[Recorded data]
/---

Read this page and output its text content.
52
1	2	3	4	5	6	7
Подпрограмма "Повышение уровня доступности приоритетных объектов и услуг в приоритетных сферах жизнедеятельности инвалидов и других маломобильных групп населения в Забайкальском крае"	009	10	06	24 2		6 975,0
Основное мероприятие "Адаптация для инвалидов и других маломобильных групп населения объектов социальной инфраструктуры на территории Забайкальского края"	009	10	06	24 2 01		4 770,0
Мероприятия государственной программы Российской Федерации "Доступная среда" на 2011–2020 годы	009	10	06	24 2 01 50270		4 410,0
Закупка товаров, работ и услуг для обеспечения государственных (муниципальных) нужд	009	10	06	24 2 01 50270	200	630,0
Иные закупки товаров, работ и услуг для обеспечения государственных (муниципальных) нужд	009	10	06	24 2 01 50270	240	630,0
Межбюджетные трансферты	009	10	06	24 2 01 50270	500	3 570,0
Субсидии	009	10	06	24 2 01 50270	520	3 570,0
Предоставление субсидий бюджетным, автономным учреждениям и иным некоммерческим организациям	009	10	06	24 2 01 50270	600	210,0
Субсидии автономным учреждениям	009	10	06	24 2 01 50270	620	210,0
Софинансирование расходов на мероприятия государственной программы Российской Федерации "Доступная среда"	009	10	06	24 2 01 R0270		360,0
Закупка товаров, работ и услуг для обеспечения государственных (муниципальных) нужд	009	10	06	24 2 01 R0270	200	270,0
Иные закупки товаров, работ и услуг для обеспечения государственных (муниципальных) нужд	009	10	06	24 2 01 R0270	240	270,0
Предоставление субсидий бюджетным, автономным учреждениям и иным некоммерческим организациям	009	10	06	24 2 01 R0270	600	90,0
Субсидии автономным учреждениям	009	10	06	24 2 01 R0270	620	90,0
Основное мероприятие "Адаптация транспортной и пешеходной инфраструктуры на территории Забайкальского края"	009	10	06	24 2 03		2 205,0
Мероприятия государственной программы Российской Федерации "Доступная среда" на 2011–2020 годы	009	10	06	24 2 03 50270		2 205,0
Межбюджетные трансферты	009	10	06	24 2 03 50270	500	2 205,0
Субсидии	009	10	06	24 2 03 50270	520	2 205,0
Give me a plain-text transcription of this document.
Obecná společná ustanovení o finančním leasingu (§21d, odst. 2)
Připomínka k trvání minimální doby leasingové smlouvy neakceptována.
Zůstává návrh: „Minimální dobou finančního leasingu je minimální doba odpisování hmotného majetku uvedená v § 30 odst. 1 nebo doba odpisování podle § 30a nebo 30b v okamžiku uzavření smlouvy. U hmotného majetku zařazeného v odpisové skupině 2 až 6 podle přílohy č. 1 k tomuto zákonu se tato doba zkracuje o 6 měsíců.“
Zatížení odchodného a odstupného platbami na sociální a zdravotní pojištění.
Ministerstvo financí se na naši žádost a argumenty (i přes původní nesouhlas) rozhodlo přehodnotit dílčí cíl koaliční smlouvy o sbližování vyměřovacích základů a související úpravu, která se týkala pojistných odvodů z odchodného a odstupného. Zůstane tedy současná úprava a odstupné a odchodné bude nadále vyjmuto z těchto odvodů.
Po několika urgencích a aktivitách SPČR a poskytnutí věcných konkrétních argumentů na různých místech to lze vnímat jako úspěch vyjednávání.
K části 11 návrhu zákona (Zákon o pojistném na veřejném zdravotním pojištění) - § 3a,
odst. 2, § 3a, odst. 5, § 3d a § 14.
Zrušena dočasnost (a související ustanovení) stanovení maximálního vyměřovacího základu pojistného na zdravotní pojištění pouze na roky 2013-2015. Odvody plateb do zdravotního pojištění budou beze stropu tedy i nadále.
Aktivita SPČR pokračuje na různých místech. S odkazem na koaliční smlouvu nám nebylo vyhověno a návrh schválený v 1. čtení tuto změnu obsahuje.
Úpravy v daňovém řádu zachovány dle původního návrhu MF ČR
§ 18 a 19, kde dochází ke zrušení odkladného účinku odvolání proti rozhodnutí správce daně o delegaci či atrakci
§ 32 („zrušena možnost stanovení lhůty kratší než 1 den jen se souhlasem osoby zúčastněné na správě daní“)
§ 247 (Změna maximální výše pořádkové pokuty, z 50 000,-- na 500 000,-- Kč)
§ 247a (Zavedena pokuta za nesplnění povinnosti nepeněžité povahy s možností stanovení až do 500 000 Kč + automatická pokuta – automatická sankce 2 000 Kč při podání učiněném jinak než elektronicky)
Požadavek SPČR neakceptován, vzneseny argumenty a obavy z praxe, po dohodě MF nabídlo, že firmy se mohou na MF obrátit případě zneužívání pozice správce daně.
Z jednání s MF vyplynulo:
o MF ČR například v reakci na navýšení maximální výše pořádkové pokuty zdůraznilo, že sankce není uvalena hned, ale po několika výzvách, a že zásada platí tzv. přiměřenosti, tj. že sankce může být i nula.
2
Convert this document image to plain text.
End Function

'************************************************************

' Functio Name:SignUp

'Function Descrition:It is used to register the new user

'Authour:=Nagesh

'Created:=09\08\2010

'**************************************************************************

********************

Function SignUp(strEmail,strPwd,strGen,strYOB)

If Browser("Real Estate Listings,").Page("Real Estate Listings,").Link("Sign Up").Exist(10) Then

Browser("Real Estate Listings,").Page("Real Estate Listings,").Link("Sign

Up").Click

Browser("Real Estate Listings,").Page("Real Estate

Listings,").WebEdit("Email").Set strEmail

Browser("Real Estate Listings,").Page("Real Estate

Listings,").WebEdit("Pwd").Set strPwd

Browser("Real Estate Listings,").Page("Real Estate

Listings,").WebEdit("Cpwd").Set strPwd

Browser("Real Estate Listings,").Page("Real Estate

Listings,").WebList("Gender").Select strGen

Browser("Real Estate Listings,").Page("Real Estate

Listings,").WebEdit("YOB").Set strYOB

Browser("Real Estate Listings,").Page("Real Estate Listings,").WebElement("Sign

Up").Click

\---

*Work instructions:* Each line from the one containing "Convert this document image to plain text." to the end of the listing above should be copied exactly, and nothing else.

*The completed task:*
Convert this document image to plain text.
End Function

'************************************************************

' Functio Name:SignUp

'Function Descrition:It is used to register the new user

'Authour:=Nagesh

'Created:=09\08\2010

'**************************************************************************

********************

Function SignUp(strEmail,strPwd,strGen,strYOB)

If Browser("Real Estate Listings,").Page("Real Estate Listings,").Link("Sign Up").Exist(10) Then

Browser("Real Estate Listings,").Page("Real Estate Listings,").Link("Sign

Up").Click

Browser("Real Estate Listings,").Page("Real Estate

Listings,").WebEdit("Email").Set strEmail

Browser("Real Estate Listings,").Page("Real Estate

Listings,").WebEdit("Pwd").Set strPwd

Browser("Real Estate Listings,").Page("Real Estate

Listings,").WebEdit("Cpwd").Set strPwd

Browser("Real Estate Listings,").Page("Real Estate

Listings,").WebList("Gender").Select strGen

Browser("Real Estate Listings,").Page("Real Estate

Listings,").WebEdit("YOB").Set strYOB

Browser("Real Estate Listings,").Page("Real Estate Listings,").WebElement("Sign

Up").Click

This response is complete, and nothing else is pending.